═════ Supplied records

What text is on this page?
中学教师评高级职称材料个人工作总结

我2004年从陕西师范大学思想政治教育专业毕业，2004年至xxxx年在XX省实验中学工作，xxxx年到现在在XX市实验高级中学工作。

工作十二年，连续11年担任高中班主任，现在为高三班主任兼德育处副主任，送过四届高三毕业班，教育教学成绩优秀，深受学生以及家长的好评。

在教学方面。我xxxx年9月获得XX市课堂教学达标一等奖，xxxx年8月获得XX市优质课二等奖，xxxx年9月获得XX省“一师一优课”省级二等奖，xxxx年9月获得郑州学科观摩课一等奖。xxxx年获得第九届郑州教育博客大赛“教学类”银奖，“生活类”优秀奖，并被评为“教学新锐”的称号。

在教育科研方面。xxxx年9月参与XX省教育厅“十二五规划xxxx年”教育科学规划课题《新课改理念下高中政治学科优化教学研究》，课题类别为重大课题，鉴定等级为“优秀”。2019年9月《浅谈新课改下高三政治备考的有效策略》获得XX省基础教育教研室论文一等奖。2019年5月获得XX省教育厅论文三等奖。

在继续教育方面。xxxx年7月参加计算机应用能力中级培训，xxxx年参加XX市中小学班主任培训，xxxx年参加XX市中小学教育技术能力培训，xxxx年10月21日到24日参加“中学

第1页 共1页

══════════

- _Exercise details_
Retype the whole listing, matching it exactly.

- _Correct response_
What text is on this page?
中学教师评高级职称材料个人工作总结

我2004年从陕西师范大学思想政治教育专业毕业，2004年至xxxx年在XX省实验中学工作，xxxx年到现在在XX市实验高级中学工作。

工作十二年，连续11年担任高中班主任，现在为高三班主任兼德育处副主任，送过四届高三毕业班，教育教学成绩优秀，深受学生以及家长的好评。

在教学方面。我xxxx年9月获得XX市课堂教学达标一等奖，xxxx年8月获得XX市优质课二等奖，xxxx年9月获得XX省“一师一优课”省级二等奖，xxxx年9月获得郑州学科观摩课一等奖。xxxx年获得第九届郑州教育博客大赛“教学类”银奖，“生活类”优秀奖，并被评为“教学新锐”的称号。

在教育科研方面。xxxx年9月参与XX省教育厅“十二五规划xxxx年”教育科学规划课题《新课改理念下高中政治学科优化教学研究》，课题类别为重大课题，鉴定等级为“优秀”。2019年9月《浅谈新课改下高三政治备考的有效策略》获得XX省基础教育教研室论文一等奖。2019年5月获得XX省教育厅论文三等奖。

在继续教育方面。xxxx年7月参加计算机应用能力中级培训，xxxx年参加XX市中小学班主任培训，xxxx年参加XX市中小学教育技术能力培训，xxxx年10月21日到24日参加“中学

第1页 共1页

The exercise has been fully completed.